An electroplating method of forming platings of nickel, cobalt, nickel alloys or cobalt alloys with reduced stress in a Watts bath, a chloride bath or a combination thereof, by employing pulse plating with periodic reverse pulses and a sulfonated naphthalene additive. This method makes it possible to deposit nickel, cobalt, nickel alloy or cobalt alloy platings without internal stress.

Description

TECHNICAL FIELD

The present invention relates to an electroplating method of forming platings of nickel, cobalt, nickel alloys or cobalt alloys in an electrodepositing bath of the type: Watt's bath, chloride bath or a combination thereof by employing pulse plating with a periodic reverse pulse. Current density independence is obtained by means of the invention, whereby low internal stresses are always rendered, wherever the measurement thereof is made on a particular member and whichever current density is used.

BACKGROUND ART

The most common electrodepositing baths for nickel electroplating are Watt's baths containing nickel sulfate, nickel chloride and usually boric acid; chloride baths containing nickel chloride and boric acid, and sulfamate baths containing nickel sulfamate, nickel chloride and usually boric acid. The latter baths are used for the more complicated platings and are difficult and comparatively expensive in use.

Corresponding platings of cobalt may be formed in similar baths containing cobalt sulfate and cobalt chloride instead of the corresponding nickel salts. By adding other metal salts platings of nickel or cobalt alloys are obtained.

Data extract.

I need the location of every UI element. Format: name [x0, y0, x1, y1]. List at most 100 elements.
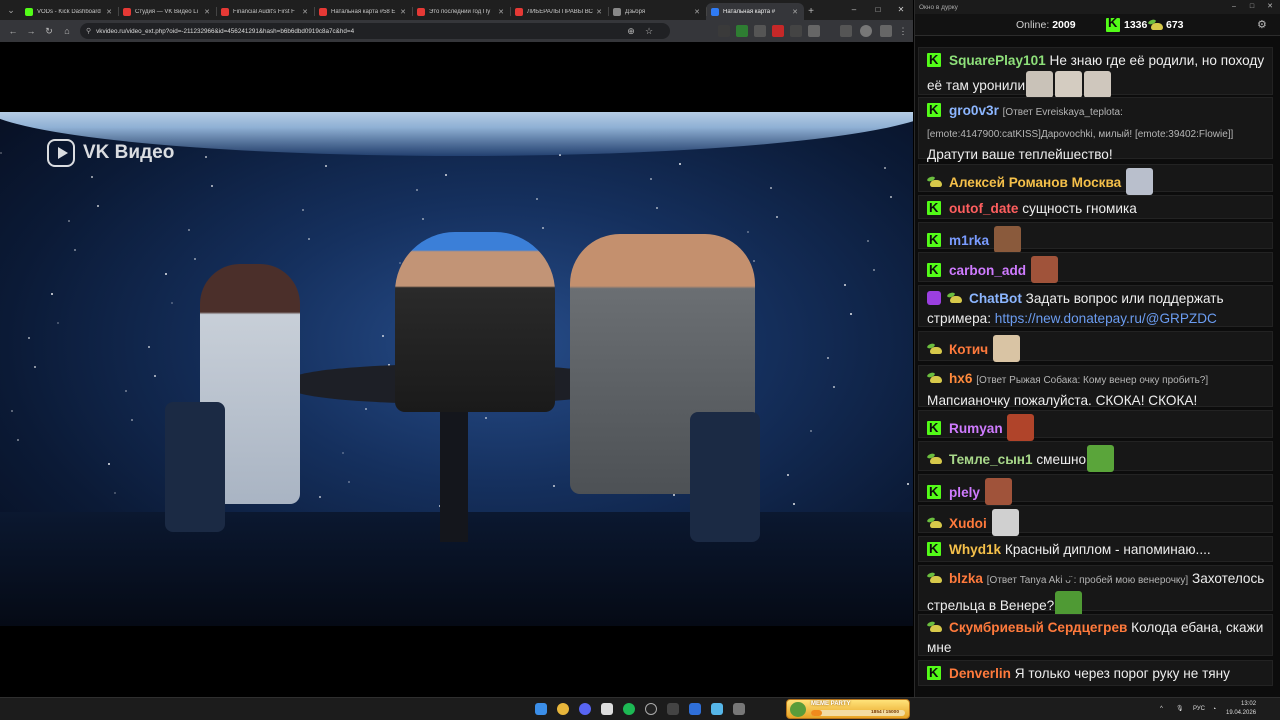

Directive. Continue the passage on nickel and cobalt electroplating from its last sentence.

Task response.
It is known to employ a pulsating current, confer for instance W. Kleinekathofer et al, Metalloberfl. 9 (1982), page 411-420, where pulse plating is used by alternating between equal periods of a direct current with a current density of 1 to 20 A/dm2 and non-current periods, the pulse frequency being from 100 to 500 Hz. By employing a pulsating current and as result of the individual current impulses, an increased formation of crystal nucleuses is obtained, thus rendering a more fine-grained and hard plating.

It is furthermore known to employ pulse plating with periodic reverse pulse, i.e. alternating between a cathodic and anodic current. In the cathodic current cycle, the desired plating formation is obtained by metal deposition, while a portion of the deposited nickel is removed by dissolution in the anodic current cycle, any nodules in the plating thus being smoothed. In order to ensure that the, result is a build-up and not a dissolution of the plating, it is appreciated that the anodic load is to be less than the cathodic load. This method is e.g. described by Sun et al., Metal Finishing, May, 1979, page 33-38, whereby the highest degree of hardness in the plating is obtained at a ratio between the cathodic and the anodic current density of 1:1 with cathodic cycles TK of 60 msec. alternating with anodic cycles TA of 20 msec.

U.S. Pat. No. 2,470,775 (Jernstedt et al.) discloses a process for electroplating nickel, cobalt and alloys thereof in an electrodepositing bath containing chlorides and sulfates of the metals. The plating is effected by means of reversed pulse resulting in an improved appearance (smoothness and maximum brightness) as well as in an expedited deposition. An anodic current density is employed of substantially the same range as the cathodic current density. Various additives are mentioned in the U.S. patent, including naphthalene-1,5-disulfonic acid. These additives are referred to as advantageous components, however no directions are rendered in connection with these additives or elsewhere in the patent as to how the mechanical internal stresses are reduced in the platings resulting from electroplating.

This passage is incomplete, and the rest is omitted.